Give every entry again, word for word.

━━━━━━━━

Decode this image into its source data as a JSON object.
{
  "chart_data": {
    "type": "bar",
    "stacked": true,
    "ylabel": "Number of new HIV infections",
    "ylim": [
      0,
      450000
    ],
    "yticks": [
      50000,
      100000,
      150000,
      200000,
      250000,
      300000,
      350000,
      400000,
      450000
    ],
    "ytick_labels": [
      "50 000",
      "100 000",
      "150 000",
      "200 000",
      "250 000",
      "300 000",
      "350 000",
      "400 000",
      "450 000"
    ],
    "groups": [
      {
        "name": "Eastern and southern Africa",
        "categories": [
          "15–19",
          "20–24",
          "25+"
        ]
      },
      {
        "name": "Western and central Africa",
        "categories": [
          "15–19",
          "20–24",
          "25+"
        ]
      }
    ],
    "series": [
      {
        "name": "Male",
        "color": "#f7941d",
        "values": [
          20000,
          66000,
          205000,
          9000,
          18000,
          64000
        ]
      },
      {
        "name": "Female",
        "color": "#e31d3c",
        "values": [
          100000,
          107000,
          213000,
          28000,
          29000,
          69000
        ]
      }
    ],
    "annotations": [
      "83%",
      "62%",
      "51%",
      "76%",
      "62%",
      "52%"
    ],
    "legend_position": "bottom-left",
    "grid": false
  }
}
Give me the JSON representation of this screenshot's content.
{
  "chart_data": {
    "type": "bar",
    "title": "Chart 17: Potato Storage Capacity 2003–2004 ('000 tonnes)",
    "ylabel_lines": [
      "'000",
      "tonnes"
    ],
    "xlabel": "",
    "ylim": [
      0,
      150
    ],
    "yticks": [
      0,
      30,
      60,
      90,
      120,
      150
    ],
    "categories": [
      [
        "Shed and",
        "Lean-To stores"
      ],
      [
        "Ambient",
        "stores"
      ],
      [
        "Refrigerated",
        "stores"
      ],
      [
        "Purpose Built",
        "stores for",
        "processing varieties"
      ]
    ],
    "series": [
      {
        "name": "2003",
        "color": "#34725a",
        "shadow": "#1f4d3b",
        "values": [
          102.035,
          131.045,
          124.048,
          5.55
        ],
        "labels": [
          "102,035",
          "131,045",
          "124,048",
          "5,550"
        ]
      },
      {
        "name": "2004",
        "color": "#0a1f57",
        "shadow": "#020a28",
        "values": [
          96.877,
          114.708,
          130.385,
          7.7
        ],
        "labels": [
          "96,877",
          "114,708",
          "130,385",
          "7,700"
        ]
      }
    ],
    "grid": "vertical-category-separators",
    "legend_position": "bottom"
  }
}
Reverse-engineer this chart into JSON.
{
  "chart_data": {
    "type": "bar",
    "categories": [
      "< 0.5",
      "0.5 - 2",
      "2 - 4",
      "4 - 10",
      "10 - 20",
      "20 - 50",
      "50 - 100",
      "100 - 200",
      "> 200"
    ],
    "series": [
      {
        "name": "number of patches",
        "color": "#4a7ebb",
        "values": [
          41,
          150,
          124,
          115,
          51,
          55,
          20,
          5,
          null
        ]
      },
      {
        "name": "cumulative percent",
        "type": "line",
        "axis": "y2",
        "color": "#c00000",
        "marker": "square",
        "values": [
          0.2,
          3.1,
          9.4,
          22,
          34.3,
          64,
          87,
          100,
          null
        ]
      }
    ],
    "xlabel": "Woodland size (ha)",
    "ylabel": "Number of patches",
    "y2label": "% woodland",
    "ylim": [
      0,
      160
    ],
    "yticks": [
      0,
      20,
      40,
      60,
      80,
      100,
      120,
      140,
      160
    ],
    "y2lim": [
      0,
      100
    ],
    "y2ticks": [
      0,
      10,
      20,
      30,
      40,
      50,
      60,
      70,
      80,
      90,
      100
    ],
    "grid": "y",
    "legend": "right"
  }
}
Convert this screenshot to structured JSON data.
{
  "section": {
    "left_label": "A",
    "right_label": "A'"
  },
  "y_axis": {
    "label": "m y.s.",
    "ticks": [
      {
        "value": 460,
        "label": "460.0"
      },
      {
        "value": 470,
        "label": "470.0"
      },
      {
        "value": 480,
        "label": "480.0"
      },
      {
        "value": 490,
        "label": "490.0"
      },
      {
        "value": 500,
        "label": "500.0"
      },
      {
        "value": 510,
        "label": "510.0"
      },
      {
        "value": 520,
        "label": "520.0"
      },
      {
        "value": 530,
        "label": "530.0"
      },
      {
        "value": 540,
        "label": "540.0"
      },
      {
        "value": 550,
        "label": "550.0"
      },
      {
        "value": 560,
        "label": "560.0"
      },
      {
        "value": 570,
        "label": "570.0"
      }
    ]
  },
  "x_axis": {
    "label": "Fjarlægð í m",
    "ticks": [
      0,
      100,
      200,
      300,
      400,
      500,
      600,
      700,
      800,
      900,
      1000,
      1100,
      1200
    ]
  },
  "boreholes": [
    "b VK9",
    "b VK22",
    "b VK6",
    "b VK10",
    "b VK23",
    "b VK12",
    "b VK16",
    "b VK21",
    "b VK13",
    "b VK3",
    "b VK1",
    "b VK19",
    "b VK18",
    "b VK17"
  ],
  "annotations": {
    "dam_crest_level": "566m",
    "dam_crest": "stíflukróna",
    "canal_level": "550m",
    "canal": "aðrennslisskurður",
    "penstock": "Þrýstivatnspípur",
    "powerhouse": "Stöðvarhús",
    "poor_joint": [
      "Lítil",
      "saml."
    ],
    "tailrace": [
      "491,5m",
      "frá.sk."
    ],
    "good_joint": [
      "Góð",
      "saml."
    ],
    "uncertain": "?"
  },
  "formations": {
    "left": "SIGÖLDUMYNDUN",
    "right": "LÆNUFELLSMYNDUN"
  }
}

━━━━━━━━

# Exercise answer
Decode this image into its source data as a JSON object.
{
  "chart_data": {
    "type": "bar",
    "stacked": true,
    "ylabel": "Number of new HIV infections",
    "ylim": [
      0,
      450000
    ],
    "yticks": [
      50000,
      100000,
      150000,
      200000,
      250000,
      300000,
      350000,
      400000,
      450000
    ],
    "ytick_labels": [
      "50 000",
      "100 000",
      "150 000",
      "200 000",
      "250 000",
      "300 000",
      "350 000",
      "400 000",
      "450 000"
    ],
    "groups": [
      {
        "name": "Eastern and southern Africa",
        "categories": [
          "15–19",
          "20–24",
          "25+"
        ]
      },
      {
        "name": "Western and central Africa",
        "categories": [
          "15–19",
          "20–24",
          "25+"
        ]
      }
    ],
    "series": [
      {
        "name": "Male",
        "color": "#f7941d",
        "values": [
          20000,
          66000,
          205000,
          9000,
          18000,
          64000
        ]
      },
      {
        "name": "Female",
        "color": "#e31d3c",
        "values": [
          100000,
          107000,
          213000,
          28000,
          29000,
          69000
        ]
      }
    ],
    "annotations": [
      "83%",
      "62%",
      "51%",
      "76%",
      "62%",
      "52%"
    ],
    "legend_position": "bottom-left",
    "grid": false
  }
}
Give me the JSON representation of this screenshot's content.
{
  "chart_data": {
    "type": "bar",
    "title": "Chart 17: Potato Storage Capacity 2003–2004 ('000 tonnes)",
    "ylabel_lines": [
      "'000",
      "tonnes"
    ],
    "xlabel": "",
    "ylim": [
      0,
      150
    ],
    "yticks": [
      0,
      30,
      60,
      90,
      120,
      150
    ],
    "categories": [
      [
        "Shed and",
        "Lean-To stores"
      ],
      [
        "Ambient",
        "stores"
      ],
      [
        "Refrigerated",
        "stores"
      ],
      [
        "Purpose Built",
        "stores for",
        "processing varieties"
      ]
    ],
    "series": [
      {
        "name": "2003",
        "color": "#34725a",
        "shadow": "#1f4d3b",
        "values": [
          102.035,
          131.045,
          124.048,
          5.55
        ],
        "labels": [
          "102,035",
          "131,045",
          "124,048",
          "5,550"
        ]
      },
      {
        "name": "2004",
        "color": "#0a1f57",
        "shadow": "#020a28",
        "values": [
          96.877,
          114.708,
          130.385,
          7.7
        ],
        "labels": [
          "96,877",
          "114,708",
          "130,385",
          "7,700"
        ]
      }
    ],
    "grid": "vertical-category-separators",
    "legend_position": "bottom"
  }
}
Reverse-engineer this chart into JSON.
{
  "chart_data": {
    "type": "bar",
    "categories": [
      "< 0.5",
      "0.5 - 2",
      "2 - 4",
      "4 - 10",
      "10 - 20",
      "20 - 50",
      "50 - 100",
      "100 - 200",
      "> 200"
    ],
    "series": [
      {
        "name": "number of patches",
        "color": "#4a7ebb",
        "values": [
          41,
          150,
          124,
          115,
          51,
          55,
          20,
          5,
          null
        ]
      },
      {
        "name": "cumulative percent",
        "type": "line",
        "axis": "y2",
        "color": "#c00000",
        "marker": "square",
        "values": [
          0.2,
          3.1,
          9.4,
          22,
          34.3,
          64,
          87,
          100,
          null
        ]
      }
    ],
    "xlabel": "Woodland size (ha)",
    "ylabel": "Number of patches",
    "y2label": "% woodland",
    "ylim": [
      0,
      160
    ],
    "yticks": [
      0,
      20,
      40,
      60,
      80,
      100,
      120,
      140,
      160
    ],
    "y2lim": [
      0,
      100
    ],
    "y2ticks": [
      0,
      10,
      20,
      30,
      40,
      50,
      60,
      70,
      80,
      90,
      100
    ],
    "grid": "y",
    "legend": "right"
  }
}
Convert this screenshot to structured JSON data.
{
  "section": {
    "left_label": "A",
    "right_label": "A'"
  },
  "y_axis": {
    "label": "m y.s.",
    "ticks": [
      {
        "value": 460,
        "label": "460.0"
      },
      {
        "value": 470,
        "label": "470.0"
      },
      {
        "value": 480,
        "label": "480.0"
      },
      {
        "value": 490,
        "label": "490.0"
      },
      {
        "value": 500,
        "label": "500.0"
      },
      {
        "value": 510,
        "label": "510.0"
      },
      {
        "value": 520,
        "label": "520.0"
      },
      {
        "value": 530,
        "label": "530.0"
      },
      {
        "value": 540,
        "label": "540.0"
      },
      {
        "value": 550,
        "label": "550.0"
      },
      {
        "value": 560,
        "label": "560.0"
      },
      {
        "value": 570,
        "label": "570.0"
      }
    ]
  },
  "x_axis": {
    "label": "Fjarlægð í m",
    "ticks": [
      0,
      100,
      200,
      300,
      400,
      500,
      600,
      700,
      800,
      900,
      1000,
      1100,
      1200
    ]
  },
  "boreholes": [
    "b VK9",
    "b VK22",
    "b VK6",
    "b VK10",
    "b VK23",
    "b VK12",
    "b VK16",
    "b VK21",
    "b VK13",
    "b VK3",
    "b VK1",
    "b VK19",
    "b VK18",
    "b VK17"
  ],
  "annotations": {
    "dam_crest_level": "566m",
    "dam_crest": "stíflukróna",
    "canal_level": "550m",
    "canal": "aðrennslisskurður",
    "penstock": "Þrýstivatnspípur",
    "powerhouse": "Stöðvarhús",
    "poor_joint": [
      "Lítil",
      "saml."
    ],
    "tailrace": [
      "491,5m",
      "frá.sk."
    ],
    "good_joint": [
      "Góð",
      "saml."
    ],
    "uncertain": "?"
  },
  "formations": {
    "left": "SIGÖLDUMYNDUN",
    "right": "LÆNUFELLSMYNDUN"
  }
}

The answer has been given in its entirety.